(Work required): Lines containing "Stored" are to be counted. Report the count alone.

(Dataset):
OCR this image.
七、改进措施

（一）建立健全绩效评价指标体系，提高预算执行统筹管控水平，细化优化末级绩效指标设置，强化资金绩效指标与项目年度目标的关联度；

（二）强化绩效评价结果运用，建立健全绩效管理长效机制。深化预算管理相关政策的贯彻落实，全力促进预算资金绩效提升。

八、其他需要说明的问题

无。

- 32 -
...
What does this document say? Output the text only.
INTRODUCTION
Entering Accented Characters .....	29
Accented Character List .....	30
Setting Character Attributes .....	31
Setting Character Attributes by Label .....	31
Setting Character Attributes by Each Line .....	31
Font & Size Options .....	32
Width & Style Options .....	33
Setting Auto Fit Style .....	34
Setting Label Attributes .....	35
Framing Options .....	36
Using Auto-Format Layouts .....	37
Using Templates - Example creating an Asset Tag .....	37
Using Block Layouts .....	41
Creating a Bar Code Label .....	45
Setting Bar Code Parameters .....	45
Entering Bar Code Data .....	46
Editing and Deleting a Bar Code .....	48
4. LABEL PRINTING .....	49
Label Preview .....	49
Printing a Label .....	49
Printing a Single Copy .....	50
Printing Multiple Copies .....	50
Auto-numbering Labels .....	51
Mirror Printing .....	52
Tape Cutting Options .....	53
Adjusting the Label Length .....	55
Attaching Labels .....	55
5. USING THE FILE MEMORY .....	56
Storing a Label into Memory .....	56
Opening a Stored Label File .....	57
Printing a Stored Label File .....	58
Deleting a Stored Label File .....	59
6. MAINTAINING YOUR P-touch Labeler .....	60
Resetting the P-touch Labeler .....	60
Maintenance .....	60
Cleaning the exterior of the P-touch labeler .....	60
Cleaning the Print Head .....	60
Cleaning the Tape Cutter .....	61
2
--
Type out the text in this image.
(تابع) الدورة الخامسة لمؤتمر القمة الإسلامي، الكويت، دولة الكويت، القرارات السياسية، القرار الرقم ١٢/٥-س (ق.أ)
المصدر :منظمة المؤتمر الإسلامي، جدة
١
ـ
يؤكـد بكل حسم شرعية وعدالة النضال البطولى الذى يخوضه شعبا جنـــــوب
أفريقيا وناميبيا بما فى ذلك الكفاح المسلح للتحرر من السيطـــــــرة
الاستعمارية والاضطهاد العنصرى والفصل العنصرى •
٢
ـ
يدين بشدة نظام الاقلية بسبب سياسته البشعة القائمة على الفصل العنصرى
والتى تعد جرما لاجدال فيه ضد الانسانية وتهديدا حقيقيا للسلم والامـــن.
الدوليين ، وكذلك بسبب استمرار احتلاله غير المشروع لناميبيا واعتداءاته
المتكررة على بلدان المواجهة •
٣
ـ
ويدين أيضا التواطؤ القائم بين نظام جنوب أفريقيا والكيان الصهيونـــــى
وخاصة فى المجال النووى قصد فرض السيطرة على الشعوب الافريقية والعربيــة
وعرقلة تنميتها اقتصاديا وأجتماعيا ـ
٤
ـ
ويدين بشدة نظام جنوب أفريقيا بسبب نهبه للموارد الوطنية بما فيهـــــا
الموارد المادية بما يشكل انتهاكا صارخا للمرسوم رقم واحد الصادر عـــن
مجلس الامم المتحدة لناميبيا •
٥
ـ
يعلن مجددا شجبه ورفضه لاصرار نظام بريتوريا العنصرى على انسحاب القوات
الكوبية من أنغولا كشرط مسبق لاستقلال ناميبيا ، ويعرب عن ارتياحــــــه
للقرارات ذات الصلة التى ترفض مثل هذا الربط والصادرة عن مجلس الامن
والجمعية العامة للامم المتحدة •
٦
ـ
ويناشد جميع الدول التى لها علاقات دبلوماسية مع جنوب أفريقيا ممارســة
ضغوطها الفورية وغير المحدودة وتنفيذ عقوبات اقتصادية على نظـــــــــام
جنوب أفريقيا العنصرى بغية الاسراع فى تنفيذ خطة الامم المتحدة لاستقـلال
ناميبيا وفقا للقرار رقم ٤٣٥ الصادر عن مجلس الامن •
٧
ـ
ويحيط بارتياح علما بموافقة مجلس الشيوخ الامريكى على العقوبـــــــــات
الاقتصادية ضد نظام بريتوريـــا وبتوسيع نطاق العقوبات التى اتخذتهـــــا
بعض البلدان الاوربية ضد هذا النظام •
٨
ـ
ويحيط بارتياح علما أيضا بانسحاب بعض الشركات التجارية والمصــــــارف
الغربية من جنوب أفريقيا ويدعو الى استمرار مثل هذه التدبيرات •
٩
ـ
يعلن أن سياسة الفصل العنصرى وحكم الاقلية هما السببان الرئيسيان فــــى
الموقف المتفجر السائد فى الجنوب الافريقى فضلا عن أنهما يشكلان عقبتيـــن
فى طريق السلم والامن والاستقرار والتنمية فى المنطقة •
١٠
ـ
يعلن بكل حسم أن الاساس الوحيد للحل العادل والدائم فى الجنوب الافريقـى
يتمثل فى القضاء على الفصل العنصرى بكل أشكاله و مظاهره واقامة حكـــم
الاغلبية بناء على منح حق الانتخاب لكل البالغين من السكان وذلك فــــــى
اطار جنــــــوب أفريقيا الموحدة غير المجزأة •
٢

(Written solution): 3